> [What is asked] Identify and copy all lines of the material where the string "phone" is found.

Stored data:
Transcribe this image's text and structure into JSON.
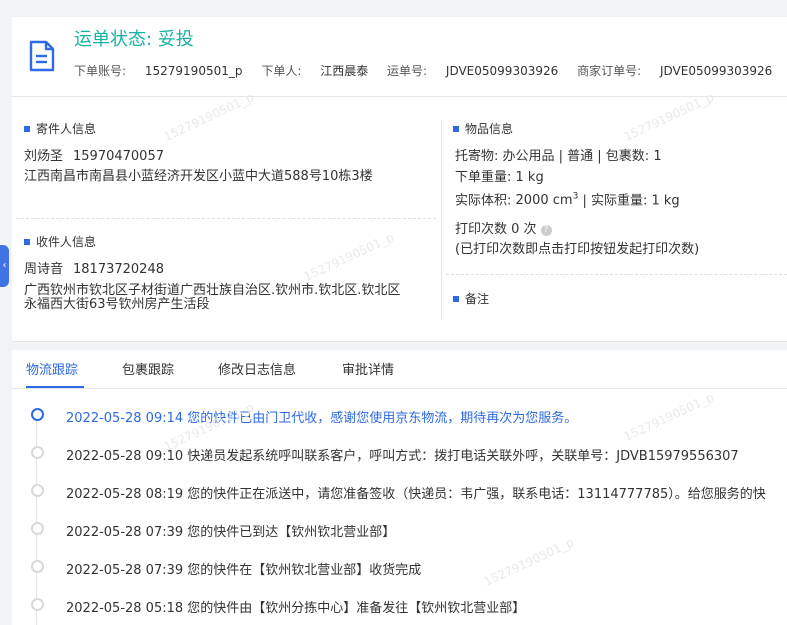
{
  "header": {
    "status": "运单状态: 妥投",
    "account_label": "下单账号:",
    "account": "15279190501_p",
    "orderer_label": "下单人:",
    "orderer": "江西晨泰",
    "waybill_label": "运单号:",
    "waybill": "JDVE05099303926",
    "merchant_label": "商家订单号:",
    "merchant_order": "JDVE05099303926",
    "icon": "document-icon"
  },
  "sender": {
    "title": "寄件人信息",
    "name": "刘炀圣",
    "phone": "15970470057",
    "address": "江西南昌市南昌县小蓝经济开发区小蓝中大道588号10栋3楼"
  },
  "receiver": {
    "title": "收件人信息",
    "name": "周诗音",
    "phone": "18173720248",
    "address_line1": "广西钦州市钦北区子材街道广西壮族自治区.钦州市.钦北区.钦北区",
    "address_line2": "永福西大街63号钦州房产生活段"
  },
  "goods": {
    "title": "物品信息",
    "line1": "托寄物:  办公用品 | 普通 | 包裹数:  1",
    "line2": "下单重量:  1 kg",
    "volume_label": "实际体积:",
    "volume_value": "2000 cm",
    "volume_sup": "3",
    "weight_text": "| 实际重量:  1 kg",
    "print_count": "打印次数   0 次",
    "print_note": "(已打印次数即点击打印按钮发起打印次数)"
  },
  "remark": {
    "title": "备注"
  },
  "collapse": {
    "glyph": "‹"
  },
  "tabs": [
    {
      "label": "物流跟踪",
      "active": true
    },
    {
      "label": "包裹跟踪",
      "active": false
    },
    {
      "label": "修改日志信息",
      "active": false
    },
    {
      "label": "审批详情",
      "active": false
    }
  ],
  "timeline": [
    {
      "text": "2022-05-28 09:14  您的快件已由门卫代收，感谢您使用京东物流，期待再次为您服务。",
      "active": true
    },
    {
      "text": "2022-05-28 09:10  快递员发起系统呼叫联系客户，呼叫方式：拨打电话关联外呼，关联单号：JDVB15979556307",
      "active": false
    },
    {
      "text": "2022-05-28 08:19  您的快件正在派送中，请您准备签收（快递员：韦广强，联系电话：13114777785）。给您服务的快",
      "active": false
    },
    {
      "text": "2022-05-28 07:39  您的快件已到达【钦州钦北营业部】",
      "active": false
    },
    {
      "text": "2022-05-28 07:39  您的快件在【钦州钦北营业部】收货完成",
      "active": false
    },
    {
      "text": "2022-05-28 05:18  您的快件由【钦州分拣中心】准备发往【钦州钦北营业部】",
      "active": false
    }
  ],
  "watermark": "15279190501_p",
  "colors": {
    "accent": "#2d6ae3",
    "status": "#17b3a3"
  }
}
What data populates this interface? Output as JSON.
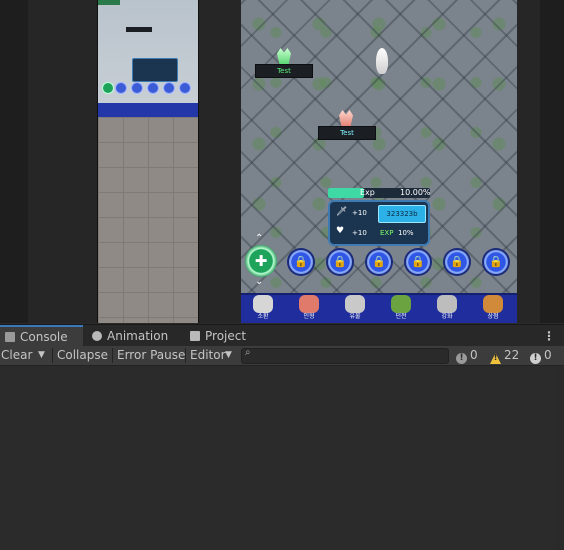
{
  "game": {
    "name_tags": [
      "Test",
      "Test"
    ],
    "exp_label": "Exp",
    "exp_percent_label": "10.00%",
    "exp_fraction": 0.35,
    "attack_bonus": "+10",
    "health_bonus": "+10",
    "gold_value": "323323b",
    "exp_bonus_label": "EXP",
    "exp_bonus_value": "10%",
    "lock_icon": "🔒",
    "shield_icon": "✚",
    "arrow_up": "⌃",
    "arrow_down": "⌄",
    "nav": [
      {
        "label": "소환",
        "icon": "hero-icon",
        "color": "#d6d6d6"
      },
      {
        "label": "인형",
        "icon": "doll-icon",
        "color": "#e07a6a"
      },
      {
        "label": "유물",
        "icon": "relic-icon",
        "color": "#c9c9c9"
      },
      {
        "label": "던전",
        "icon": "dungeon-icon",
        "color": "#6aa33f"
      },
      {
        "label": "강화",
        "icon": "hammer-icon",
        "color": "#bdbdbd"
      },
      {
        "label": "상점",
        "icon": "shop-icon",
        "color": "#d08a3a"
      }
    ]
  },
  "tabs": [
    {
      "label": "Console",
      "icon": "console-icon"
    },
    {
      "label": "Animation",
      "icon": "animation-icon"
    },
    {
      "label": "Project",
      "icon": "folder-icon"
    }
  ],
  "toolbar": {
    "clear": "Clear",
    "collapse": "Collapse",
    "error_pause": "Error Pause",
    "editor": "Editor",
    "search_placeholder": ""
  },
  "counts": {
    "info": "0",
    "warning": "22",
    "error": "0"
  },
  "colors": {
    "accent": "#3a79bb",
    "warning": "#f0c23a",
    "info": "#9a9a9a",
    "error": "#cfcfcf"
  }
}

> [Reply to the task]
    "phone": "15970470057",
    "phone": "18173720248",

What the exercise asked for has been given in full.